#### [Written request]
Repeat each entry exactly and drop the pictures.

#### [Records that describe figures]
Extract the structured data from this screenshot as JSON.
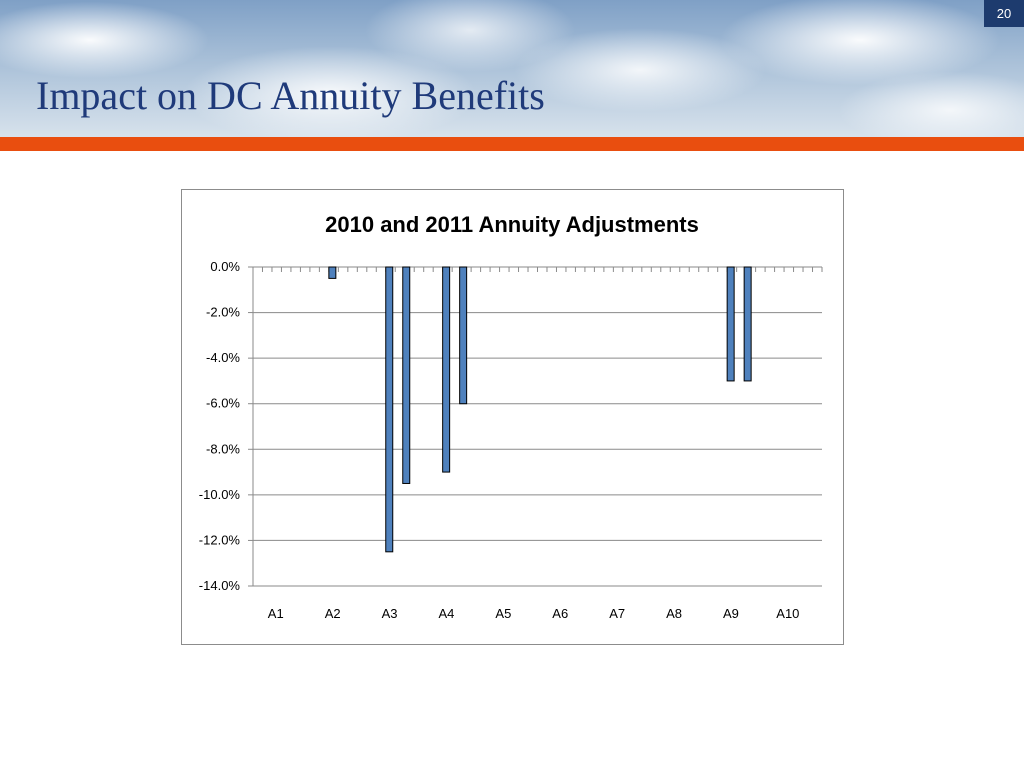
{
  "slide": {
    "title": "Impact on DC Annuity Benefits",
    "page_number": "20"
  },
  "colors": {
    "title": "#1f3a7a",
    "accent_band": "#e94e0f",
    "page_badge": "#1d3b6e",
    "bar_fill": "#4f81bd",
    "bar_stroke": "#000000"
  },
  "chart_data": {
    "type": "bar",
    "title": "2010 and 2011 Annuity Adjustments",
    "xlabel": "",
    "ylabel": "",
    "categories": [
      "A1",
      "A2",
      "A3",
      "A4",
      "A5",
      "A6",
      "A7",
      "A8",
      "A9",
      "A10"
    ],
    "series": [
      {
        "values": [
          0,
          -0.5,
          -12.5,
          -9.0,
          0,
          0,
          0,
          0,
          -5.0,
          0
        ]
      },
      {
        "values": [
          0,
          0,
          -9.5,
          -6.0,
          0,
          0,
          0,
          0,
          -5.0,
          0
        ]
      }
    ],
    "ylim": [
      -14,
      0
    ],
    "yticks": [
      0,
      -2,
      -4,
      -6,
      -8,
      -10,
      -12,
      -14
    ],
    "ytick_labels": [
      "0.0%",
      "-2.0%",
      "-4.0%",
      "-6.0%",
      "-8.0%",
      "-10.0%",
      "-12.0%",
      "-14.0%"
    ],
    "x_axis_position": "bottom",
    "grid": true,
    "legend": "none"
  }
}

#### [Solution to the problem]
Extract the structured data from this screenshot as JSON.
{
  "slide": {
    "title": "Impact on DC Annuity Benefits",
    "page_number": "20"
  },
  "colors": {
    "title": "#1f3a7a",
    "accent_band": "#e94e0f",
    "page_badge": "#1d3b6e",
    "bar_fill": "#4f81bd",
    "bar_stroke": "#000000"
  },
  "chart_data": {
    "type": "bar",
    "title": "2010 and 2011 Annuity Adjustments",
    "xlabel": "",
    "ylabel": "",
    "categories": [
      "A1",
      "A2",
      "A3",
      "A4",
      "A5",
      "A6",
      "A7",
      "A8",
      "A9",
      "A10"
    ],
    "series": [
      {
        "values": [
          0,
          -0.5,
          -12.5,
          -9.0,
          0,
          0,
          0,
          0,
          -5.0,
          0
        ]
      },
      {
        "values": [
          0,
          0,
          -9.5,
          -6.0,
          0,
          0,
          0,
          0,
          -5.0,
          0
        ]
      }
    ],
    "ylim": [
      -14,
      0
    ],
    "yticks": [
      0,
      -2,
      -4,
      -6,
      -8,
      -10,
      -12,
      -14
    ],
    "ytick_labels": [
      "0.0%",
      "-2.0%",
      "-4.0%",
      "-6.0%",
      "-8.0%",
      "-10.0%",
      "-12.0%",
      "-14.0%"
    ],
    "x_axis_position": "bottom",
    "grid": true,
    "legend": "none"
  }
}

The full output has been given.